>> Begin Raw records
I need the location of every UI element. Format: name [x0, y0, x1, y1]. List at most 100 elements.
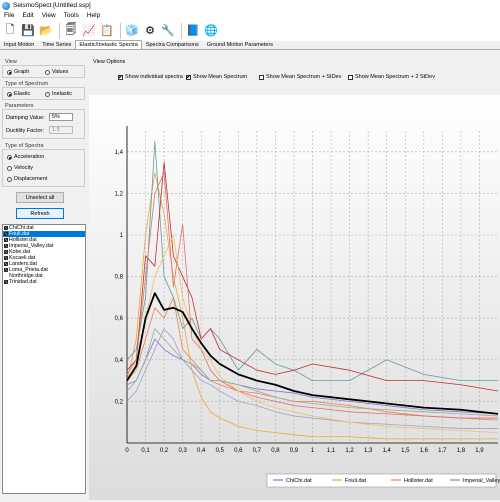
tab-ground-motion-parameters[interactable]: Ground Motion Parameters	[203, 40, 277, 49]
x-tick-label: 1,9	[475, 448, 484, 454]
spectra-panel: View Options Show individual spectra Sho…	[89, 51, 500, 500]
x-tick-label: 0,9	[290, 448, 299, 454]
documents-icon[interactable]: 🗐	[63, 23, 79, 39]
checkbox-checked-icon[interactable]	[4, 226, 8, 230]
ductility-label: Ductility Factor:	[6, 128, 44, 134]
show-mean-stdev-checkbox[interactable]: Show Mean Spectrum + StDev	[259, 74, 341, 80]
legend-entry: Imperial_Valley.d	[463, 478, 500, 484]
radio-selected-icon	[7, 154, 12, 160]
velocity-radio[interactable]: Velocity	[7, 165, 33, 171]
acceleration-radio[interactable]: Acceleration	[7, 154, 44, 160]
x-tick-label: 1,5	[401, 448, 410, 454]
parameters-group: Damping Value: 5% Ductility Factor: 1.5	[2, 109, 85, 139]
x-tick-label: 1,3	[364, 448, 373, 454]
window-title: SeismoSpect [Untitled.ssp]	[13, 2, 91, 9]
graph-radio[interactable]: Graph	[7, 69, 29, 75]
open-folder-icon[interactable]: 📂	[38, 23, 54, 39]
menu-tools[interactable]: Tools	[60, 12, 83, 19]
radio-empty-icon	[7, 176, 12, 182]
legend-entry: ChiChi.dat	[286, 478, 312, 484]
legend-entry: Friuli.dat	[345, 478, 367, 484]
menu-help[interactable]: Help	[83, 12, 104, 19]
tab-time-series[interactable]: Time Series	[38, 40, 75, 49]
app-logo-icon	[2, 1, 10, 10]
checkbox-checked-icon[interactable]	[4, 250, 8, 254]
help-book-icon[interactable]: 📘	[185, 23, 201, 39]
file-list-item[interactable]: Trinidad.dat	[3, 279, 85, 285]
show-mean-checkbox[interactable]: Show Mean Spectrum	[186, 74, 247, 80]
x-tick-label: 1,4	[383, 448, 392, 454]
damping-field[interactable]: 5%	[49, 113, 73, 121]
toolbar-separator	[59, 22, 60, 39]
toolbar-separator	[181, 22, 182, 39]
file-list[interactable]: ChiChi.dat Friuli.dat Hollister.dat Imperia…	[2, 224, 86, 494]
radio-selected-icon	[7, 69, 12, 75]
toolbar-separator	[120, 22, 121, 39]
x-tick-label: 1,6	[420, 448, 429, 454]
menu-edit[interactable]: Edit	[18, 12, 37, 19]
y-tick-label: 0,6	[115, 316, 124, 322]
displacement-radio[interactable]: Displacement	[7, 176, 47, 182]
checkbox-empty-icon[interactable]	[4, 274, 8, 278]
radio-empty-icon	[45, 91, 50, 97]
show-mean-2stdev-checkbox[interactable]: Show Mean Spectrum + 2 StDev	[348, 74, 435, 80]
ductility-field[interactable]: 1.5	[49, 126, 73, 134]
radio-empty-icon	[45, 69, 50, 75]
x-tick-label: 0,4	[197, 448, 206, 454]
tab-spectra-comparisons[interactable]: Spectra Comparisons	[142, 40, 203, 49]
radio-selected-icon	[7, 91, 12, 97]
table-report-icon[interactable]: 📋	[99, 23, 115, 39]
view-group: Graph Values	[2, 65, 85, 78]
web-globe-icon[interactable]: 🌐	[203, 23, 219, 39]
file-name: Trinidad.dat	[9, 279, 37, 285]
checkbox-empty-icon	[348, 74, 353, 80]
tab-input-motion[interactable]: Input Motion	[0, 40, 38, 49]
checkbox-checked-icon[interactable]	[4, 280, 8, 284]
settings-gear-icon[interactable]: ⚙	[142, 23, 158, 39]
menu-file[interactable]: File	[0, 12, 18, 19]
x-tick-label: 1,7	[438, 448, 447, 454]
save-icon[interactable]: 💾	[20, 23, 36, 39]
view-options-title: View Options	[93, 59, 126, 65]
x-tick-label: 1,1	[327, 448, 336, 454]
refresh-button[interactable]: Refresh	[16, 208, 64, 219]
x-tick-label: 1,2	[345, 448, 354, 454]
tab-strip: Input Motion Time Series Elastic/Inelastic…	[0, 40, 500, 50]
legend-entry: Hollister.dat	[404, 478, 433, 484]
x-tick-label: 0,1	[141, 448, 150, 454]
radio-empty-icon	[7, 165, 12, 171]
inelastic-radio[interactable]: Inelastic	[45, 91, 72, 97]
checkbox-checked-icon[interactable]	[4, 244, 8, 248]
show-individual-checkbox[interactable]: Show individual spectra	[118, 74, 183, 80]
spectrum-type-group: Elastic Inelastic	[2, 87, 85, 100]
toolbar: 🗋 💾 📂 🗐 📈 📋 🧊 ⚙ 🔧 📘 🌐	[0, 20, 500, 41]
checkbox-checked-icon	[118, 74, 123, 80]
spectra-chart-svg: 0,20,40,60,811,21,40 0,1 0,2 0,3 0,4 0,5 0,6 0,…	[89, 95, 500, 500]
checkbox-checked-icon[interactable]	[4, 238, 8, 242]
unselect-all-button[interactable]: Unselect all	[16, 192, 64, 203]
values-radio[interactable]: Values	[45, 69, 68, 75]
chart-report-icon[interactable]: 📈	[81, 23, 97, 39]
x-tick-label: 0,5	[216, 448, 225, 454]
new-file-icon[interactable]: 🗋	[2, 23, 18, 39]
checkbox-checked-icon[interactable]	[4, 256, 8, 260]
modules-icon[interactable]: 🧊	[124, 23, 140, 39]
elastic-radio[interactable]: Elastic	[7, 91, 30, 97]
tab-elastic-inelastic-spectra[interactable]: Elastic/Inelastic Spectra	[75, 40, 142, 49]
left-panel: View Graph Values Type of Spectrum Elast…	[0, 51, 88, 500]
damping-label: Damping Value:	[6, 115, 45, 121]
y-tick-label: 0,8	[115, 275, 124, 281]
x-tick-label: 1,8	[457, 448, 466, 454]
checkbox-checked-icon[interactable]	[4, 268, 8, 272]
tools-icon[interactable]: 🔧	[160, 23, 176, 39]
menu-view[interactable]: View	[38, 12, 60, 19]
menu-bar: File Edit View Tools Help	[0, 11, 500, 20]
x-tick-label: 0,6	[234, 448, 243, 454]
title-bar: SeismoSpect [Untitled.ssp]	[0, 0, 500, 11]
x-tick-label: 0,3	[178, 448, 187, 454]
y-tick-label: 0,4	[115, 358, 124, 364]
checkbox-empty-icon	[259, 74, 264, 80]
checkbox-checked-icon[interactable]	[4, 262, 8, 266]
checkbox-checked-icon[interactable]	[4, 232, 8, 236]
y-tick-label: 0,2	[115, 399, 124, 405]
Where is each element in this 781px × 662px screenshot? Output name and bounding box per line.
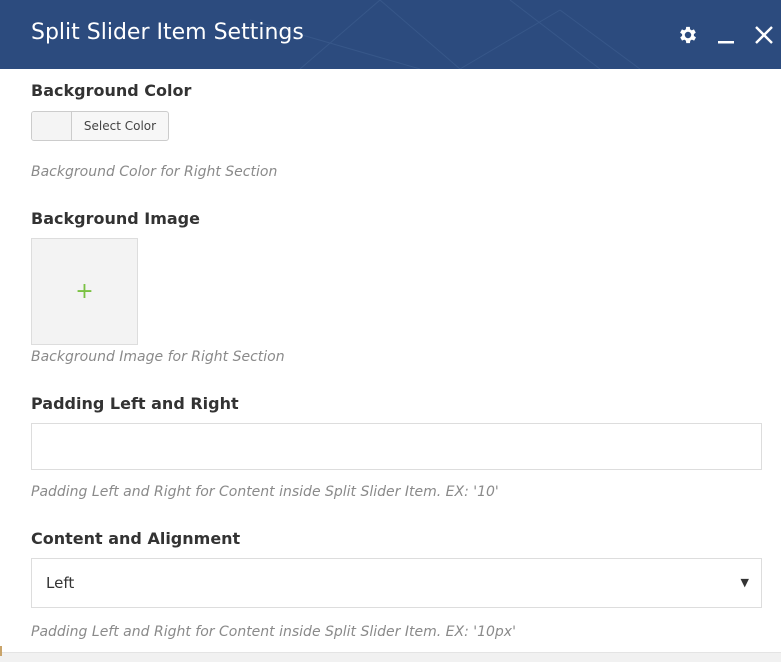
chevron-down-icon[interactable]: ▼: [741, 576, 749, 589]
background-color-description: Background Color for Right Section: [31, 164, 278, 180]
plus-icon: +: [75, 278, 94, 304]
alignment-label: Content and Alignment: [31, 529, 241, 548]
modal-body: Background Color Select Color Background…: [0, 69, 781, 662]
>> End Raw records
Please reproduce the rows unchanged, starting at the one containing "tab-ground-motion-parameters[interactable]: Ground Motion" and ending at the one containing "23, 54, 39]", with both of those included.

tab-ground-motion-parameters[interactable]: Ground Motion Parameters	[203, 40, 277, 49]
x-tick-label: 1,9	[475, 448, 484, 454]
spectra-panel: View Options Show individual spectra Sho…	[89, 51, 500, 500]
x-tick-label: 0,9	[290, 448, 299, 454]
documents-icon[interactable]: 🗐	[63, 23, 79, 39]
checkbox-checked-icon[interactable]	[4, 226, 8, 230]
ductility-label: Ductility Factor:	[6, 128, 44, 134]
show-mean-stdev-checkbox[interactable]: Show Mean Spectrum + StDev	[259, 74, 341, 80]
legend-entry: Imperial_Valley.d	[463, 478, 500, 484]
radio-selected-icon	[7, 154, 12, 160]
velocity-radio[interactable]: Velocity	[7, 165, 33, 171]
acceleration-radio[interactable]: Acceleration	[7, 154, 44, 160]
x-tick-label: 1,5	[401, 448, 410, 454]
parameters-group: Damping Value: 5% Ductility Factor: 1.5	[2, 109, 85, 139]
x-tick-label: 1,3	[364, 448, 373, 454]
window-title: SeismoSpect [Untitled.ssp]	[13, 2, 91, 9]
graph-radio[interactable]: Graph	[7, 69, 29, 75]
open-folder-icon[interactable]: 📂	[38, 23, 54, 39]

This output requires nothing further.